:: Data entries ::
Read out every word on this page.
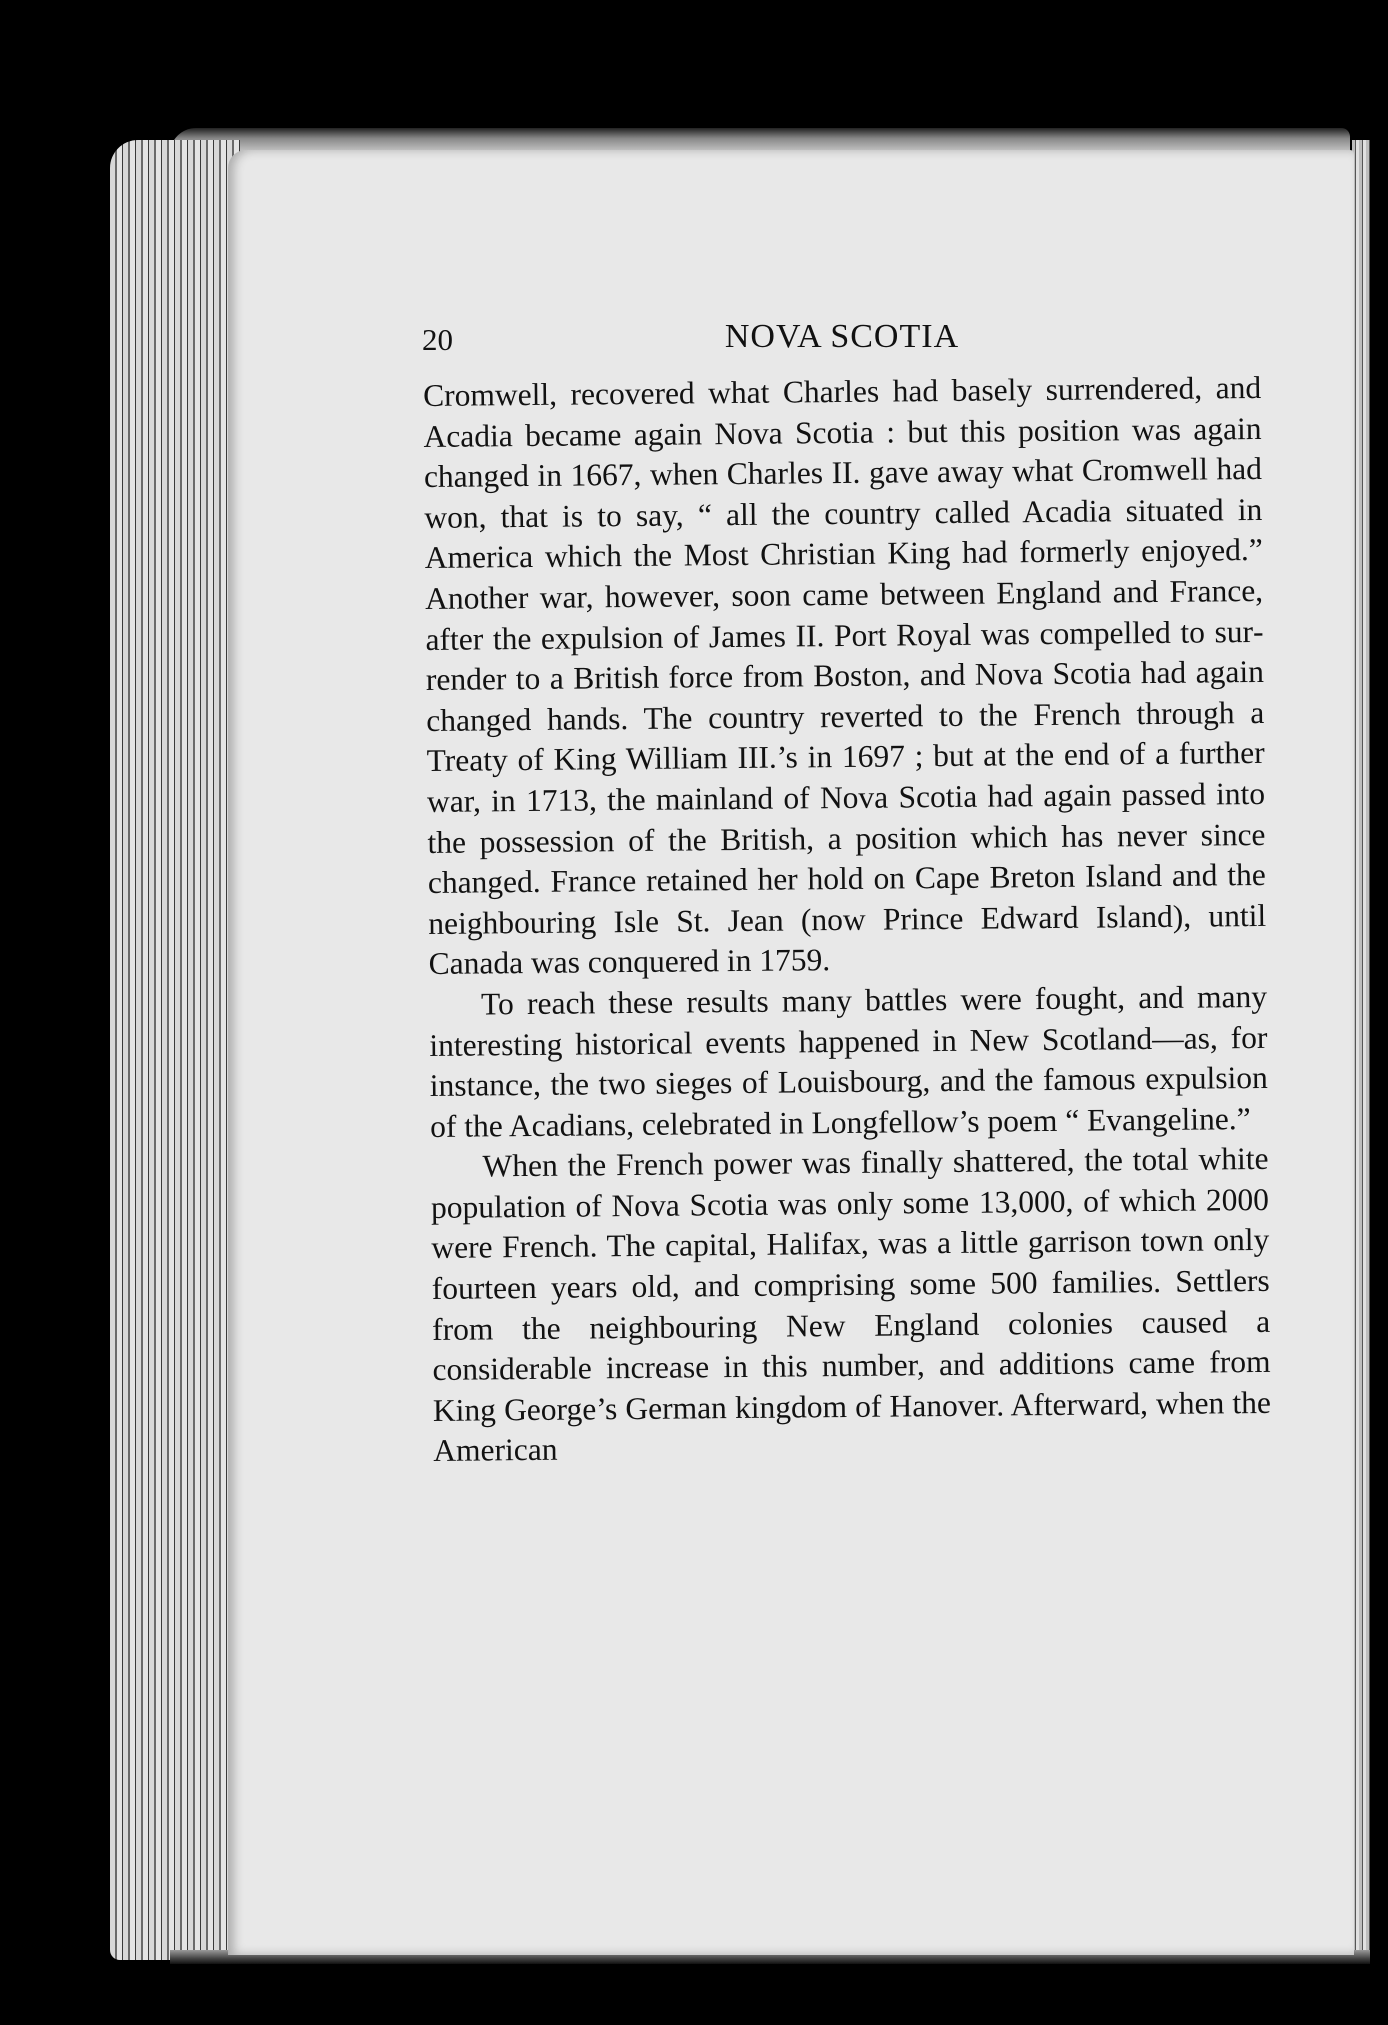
20	NOVA SCOTIA

Cromwell, recovered what Charles had basely surrendered, and Acadia became again Nova Scotia : but this position was again changed in 1667, when Charles II. gave away what Cromwell had won, that is to say, “ all the country called Acadia situated in America which the Most Christian King had formerly enjoyed.” Another war, however, soon came between England and France, after the expulsion of James II. Port Royal was compelled to surrender to a British force from Boston, and Nova Scotia had again changed hands. The country reverted to the French through a Treaty of King William III.’s in 1697 ; but at the end of a further war, in 1713, the mainland of Nova Scotia had again passed into the possession of the British, a position which has never since changed. France retained her hold on Cape Breton Island and the neighbouring Isle St. Jean (now Prince Edward Island), until Canada was conquered in 1759.

To reach these results many battles were fought, and many interesting historical events happened in New Scotland—as, for instance, the two sieges of Louisbourg, and the famous expulsion of the Acadians, celebrated in Longfellow’s poem “ Evangeline.”

When the French power was finally shattered, the total white population of Nova Scotia was only some 13,000, of which 2000 were French. The capital, Halifax, was a little garrison town only fourteen years old, and comprising some 500 families. Settlers from the neighbouring New England colonies caused a considerable increase in this number, and additions came from King George’s German kingdom of Hanover. Afterward, when the American
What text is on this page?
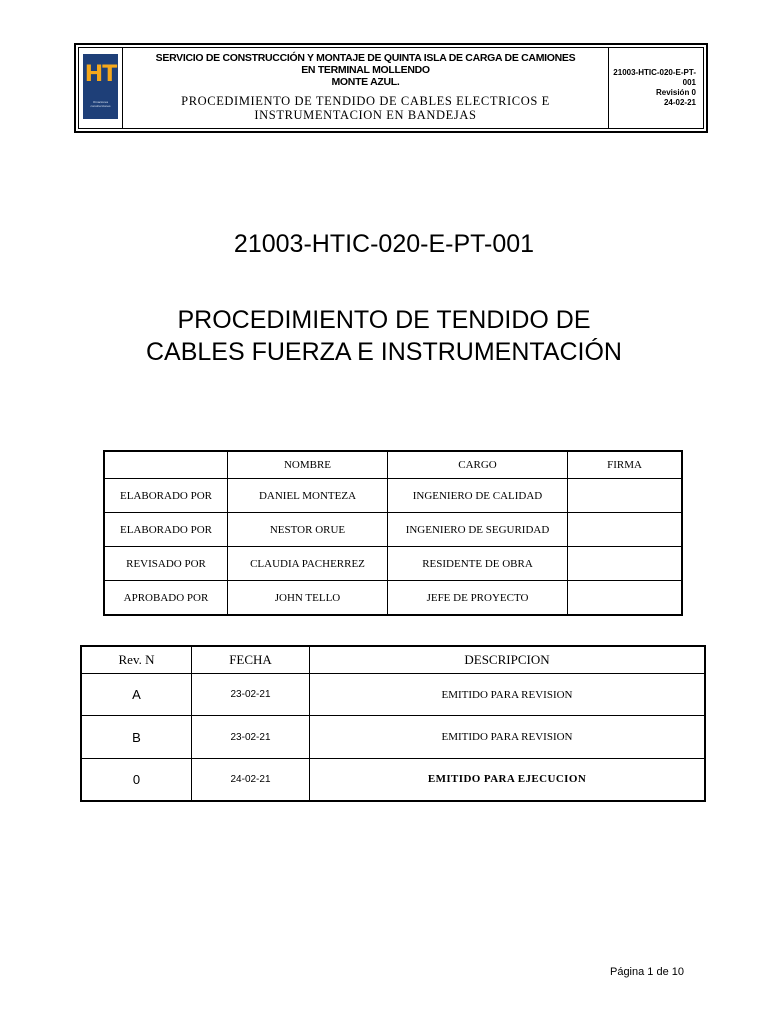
HT
Ornaciones construcciones
SERVICIO DE CONSTRUCCIÓN Y MONTAJE DE QUINTA ISLA DE CARGA DE CAMIONES
EN TERMINAL MOLLENDO
MONTE AZUL.
PROCEDIMIENTO DE TENDIDO DE CABLES ELECTRICOS E
INSTRUMENTACION EN BANDEJAS
21003-HTIC-020-E-PT-
001
Revisión 0
24-02-21
21003-HTIC-020-E-PT-001
PROCEDIMIENTO DE TENDIDO DE
CABLES FUERZA E INSTRUMENTACIÓN
	NOMBRE	CARGO	FIRMA
ELABORADO POR	DANIEL MONTEZA	INGENIERO DE CALIDAD	
ELABORADO POR	NESTOR ORUE	INGENIERO DE SEGURIDAD	
REVISADO POR	CLAUDIA PACHERREZ	RESIDENTE DE OBRA	
APROBADO POR	JOHN TELLO	JEFE DE PROYECTO	
Rev. N	FECHA	DESCRIPCION
A	23-02-21	EMITIDO PARA REVISION
B	23-02-21	EMITIDO PARA REVISION
0	24-02-21	EMITIDO PARA EJECUCION
Página 1 de 10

:: GIVEN PROBLEM ::
Repeat all of the entries word for word, but omit the pictures.

:: TASK ANSWER ::
Read out every word on this page.
20	NOVA SCOTIA

Cromwell, recovered what Charles had basely surrendered, and Acadia became again Nova Scotia : but this position was again changed in 1667, when Charles II. gave away what Cromwell had won, that is to say, “ all the country called Acadia situated in America which the Most Christian King had formerly enjoyed.” Another war, however, soon came between England and France, after the expulsion of James II. Port Royal was compelled to surrender to a British force from Boston, and Nova Scotia had again changed hands. The country reverted to the French through a Treaty of King William III.’s in 1697 ; but at the end of a further war, in 1713, the mainland of Nova Scotia had again passed into the possession of the British, a position which has never since changed. France retained her hold on Cape Breton Island and the neighbouring Isle St. Jean (now Prince Edward Island), until Canada was conquered in 1759.

To reach these results many battles were fought, and many interesting historical events happened in New Scotland—as, for instance, the two sieges of Louisbourg, and the famous expulsion of the Acadians, celebrated in Longfellow’s poem “ Evangeline.”

When the French power was finally shattered, the total white population of Nova Scotia was only some 13,000, of which 2000 were French. The capital, Halifax, was a little garrison town only fourteen years old, and comprising some 500 families. Settlers from the neighbouring New England colonies caused a considerable increase in this number, and additions came from King George’s German kingdom of Hanover. Afterward, when the American
What text is on this page?
HT
Ornaciones construcciones
SERVICIO DE CONSTRUCCIÓN Y MONTAJE DE QUINTA ISLA DE CARGA DE CAMIONES
EN TERMINAL MOLLENDO
MONTE AZUL.
PROCEDIMIENTO DE TENDIDO DE CABLES ELECTRICOS E
INSTRUMENTACION EN BANDEJAS
21003-HTIC-020-E-PT-
001
Revisión 0
24-02-21
21003-HTIC-020-E-PT-001
PROCEDIMIENTO DE TENDIDO DE
CABLES FUERZA E INSTRUMENTACIÓN
	NOMBRE	CARGO	FIRMA
ELABORADO POR	DANIEL MONTEZA	INGENIERO DE CALIDAD	
ELABORADO POR	NESTOR ORUE	INGENIERO DE SEGURIDAD	
REVISADO POR	CLAUDIA PACHERREZ	RESIDENTE DE OBRA	
APROBADO POR	JOHN TELLO	JEFE DE PROYECTO	
Rev. N	FECHA	DESCRIPCION
A	23-02-21	EMITIDO PARA REVISION
B	23-02-21	EMITIDO PARA REVISION
0	24-02-21	EMITIDO PARA EJECUCION
Página 1 de 10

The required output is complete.